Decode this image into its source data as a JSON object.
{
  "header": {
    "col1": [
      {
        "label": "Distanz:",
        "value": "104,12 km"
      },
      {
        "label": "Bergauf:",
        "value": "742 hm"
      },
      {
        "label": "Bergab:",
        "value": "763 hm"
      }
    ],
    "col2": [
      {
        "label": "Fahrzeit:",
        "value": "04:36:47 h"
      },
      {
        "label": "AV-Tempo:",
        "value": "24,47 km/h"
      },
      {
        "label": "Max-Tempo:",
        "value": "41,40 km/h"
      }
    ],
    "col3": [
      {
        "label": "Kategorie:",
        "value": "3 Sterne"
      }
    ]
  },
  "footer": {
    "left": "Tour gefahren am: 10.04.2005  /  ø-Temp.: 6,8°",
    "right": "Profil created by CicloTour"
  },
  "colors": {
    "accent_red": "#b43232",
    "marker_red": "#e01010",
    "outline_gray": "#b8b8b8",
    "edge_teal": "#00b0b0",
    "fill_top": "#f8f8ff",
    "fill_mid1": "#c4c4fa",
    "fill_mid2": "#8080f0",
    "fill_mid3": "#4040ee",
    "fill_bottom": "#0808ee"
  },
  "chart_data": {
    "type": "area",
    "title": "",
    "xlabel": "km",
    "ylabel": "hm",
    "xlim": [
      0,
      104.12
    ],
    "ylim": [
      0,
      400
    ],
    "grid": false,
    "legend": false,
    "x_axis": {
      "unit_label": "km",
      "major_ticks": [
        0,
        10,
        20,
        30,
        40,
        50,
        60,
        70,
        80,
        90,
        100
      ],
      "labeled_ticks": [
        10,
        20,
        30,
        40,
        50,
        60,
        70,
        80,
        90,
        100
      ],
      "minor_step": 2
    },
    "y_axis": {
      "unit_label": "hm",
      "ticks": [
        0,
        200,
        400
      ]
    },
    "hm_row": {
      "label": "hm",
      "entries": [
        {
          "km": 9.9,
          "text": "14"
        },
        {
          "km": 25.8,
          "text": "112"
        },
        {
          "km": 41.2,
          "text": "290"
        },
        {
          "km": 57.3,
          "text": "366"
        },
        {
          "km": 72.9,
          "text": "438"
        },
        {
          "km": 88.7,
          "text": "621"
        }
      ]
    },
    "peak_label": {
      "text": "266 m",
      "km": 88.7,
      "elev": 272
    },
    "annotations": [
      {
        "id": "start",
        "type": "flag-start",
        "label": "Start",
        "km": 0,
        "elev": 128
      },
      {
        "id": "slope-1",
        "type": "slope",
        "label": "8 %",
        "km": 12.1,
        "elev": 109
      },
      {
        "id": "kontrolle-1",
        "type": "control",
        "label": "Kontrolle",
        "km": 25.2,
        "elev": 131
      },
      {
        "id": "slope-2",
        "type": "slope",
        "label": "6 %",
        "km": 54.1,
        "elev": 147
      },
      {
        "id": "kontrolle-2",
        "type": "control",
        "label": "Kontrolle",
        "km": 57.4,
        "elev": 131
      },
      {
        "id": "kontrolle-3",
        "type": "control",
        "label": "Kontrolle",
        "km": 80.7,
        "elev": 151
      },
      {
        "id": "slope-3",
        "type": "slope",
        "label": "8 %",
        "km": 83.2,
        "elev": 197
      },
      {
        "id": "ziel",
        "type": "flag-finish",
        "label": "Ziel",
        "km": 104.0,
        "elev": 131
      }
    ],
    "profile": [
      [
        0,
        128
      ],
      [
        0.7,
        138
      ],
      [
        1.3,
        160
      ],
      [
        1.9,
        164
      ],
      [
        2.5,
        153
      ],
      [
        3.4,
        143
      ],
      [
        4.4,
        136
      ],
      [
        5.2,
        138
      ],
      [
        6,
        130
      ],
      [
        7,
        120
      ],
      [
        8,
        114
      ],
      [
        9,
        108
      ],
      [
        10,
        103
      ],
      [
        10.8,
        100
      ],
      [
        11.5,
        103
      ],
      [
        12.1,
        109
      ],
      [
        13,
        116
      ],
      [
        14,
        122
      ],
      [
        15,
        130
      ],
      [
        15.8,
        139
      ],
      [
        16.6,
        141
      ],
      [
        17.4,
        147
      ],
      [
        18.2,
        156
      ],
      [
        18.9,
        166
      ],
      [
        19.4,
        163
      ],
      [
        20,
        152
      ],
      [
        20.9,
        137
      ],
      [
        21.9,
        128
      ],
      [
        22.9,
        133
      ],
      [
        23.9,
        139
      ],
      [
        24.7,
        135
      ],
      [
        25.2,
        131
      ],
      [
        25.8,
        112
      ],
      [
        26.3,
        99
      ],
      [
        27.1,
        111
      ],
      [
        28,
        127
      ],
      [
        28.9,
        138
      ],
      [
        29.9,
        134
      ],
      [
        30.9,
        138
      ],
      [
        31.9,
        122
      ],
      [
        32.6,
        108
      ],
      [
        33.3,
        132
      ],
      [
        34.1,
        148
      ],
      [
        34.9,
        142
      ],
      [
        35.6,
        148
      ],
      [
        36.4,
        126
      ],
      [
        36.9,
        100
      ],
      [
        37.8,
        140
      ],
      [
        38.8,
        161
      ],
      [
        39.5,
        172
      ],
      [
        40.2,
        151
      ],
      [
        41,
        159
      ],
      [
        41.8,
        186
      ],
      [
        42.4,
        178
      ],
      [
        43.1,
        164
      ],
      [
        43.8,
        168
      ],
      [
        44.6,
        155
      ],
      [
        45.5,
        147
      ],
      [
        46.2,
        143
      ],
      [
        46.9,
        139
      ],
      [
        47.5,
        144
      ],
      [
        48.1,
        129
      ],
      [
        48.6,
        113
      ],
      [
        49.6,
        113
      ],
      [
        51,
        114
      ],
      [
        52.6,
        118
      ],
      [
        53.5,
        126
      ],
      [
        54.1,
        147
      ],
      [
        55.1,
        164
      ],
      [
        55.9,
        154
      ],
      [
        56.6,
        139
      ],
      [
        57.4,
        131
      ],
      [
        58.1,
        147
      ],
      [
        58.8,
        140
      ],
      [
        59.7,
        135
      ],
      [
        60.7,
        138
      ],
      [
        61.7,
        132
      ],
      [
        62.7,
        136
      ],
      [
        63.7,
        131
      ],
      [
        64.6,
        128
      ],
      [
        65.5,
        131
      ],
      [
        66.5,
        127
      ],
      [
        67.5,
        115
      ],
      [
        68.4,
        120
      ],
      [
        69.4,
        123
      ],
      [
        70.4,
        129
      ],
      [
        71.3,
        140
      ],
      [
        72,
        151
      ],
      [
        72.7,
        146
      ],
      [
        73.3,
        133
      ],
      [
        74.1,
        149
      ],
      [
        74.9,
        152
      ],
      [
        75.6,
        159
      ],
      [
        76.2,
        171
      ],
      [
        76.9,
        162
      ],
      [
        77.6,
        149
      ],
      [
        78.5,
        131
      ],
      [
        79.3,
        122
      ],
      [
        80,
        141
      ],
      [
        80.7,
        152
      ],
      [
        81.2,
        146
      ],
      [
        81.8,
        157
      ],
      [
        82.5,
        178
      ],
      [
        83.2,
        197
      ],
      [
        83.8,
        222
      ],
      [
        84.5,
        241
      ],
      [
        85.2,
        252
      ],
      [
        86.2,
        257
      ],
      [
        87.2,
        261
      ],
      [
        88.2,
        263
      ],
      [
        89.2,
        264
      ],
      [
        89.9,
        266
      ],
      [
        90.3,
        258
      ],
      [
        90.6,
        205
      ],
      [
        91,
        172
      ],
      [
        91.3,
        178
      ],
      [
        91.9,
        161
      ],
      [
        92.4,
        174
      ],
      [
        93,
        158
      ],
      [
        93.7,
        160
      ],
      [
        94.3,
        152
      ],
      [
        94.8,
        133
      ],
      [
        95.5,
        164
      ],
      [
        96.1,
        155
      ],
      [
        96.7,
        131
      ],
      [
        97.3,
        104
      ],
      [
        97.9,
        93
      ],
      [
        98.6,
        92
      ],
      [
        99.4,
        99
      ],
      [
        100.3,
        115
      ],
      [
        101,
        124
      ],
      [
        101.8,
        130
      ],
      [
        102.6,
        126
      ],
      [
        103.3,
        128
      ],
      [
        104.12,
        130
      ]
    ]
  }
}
------------
▸ **The request**
From the entries above, extract every line where the word "value" appears.

▸ **Response to this task**
        "value": "104,12 km"
        "value": "742 hm"
        "value": "763 hm"
        "value": "04:36:47 h"
        "value": "24,47 km/h"
        "value": "41,40 km/h"
        "value": "3 Sterne"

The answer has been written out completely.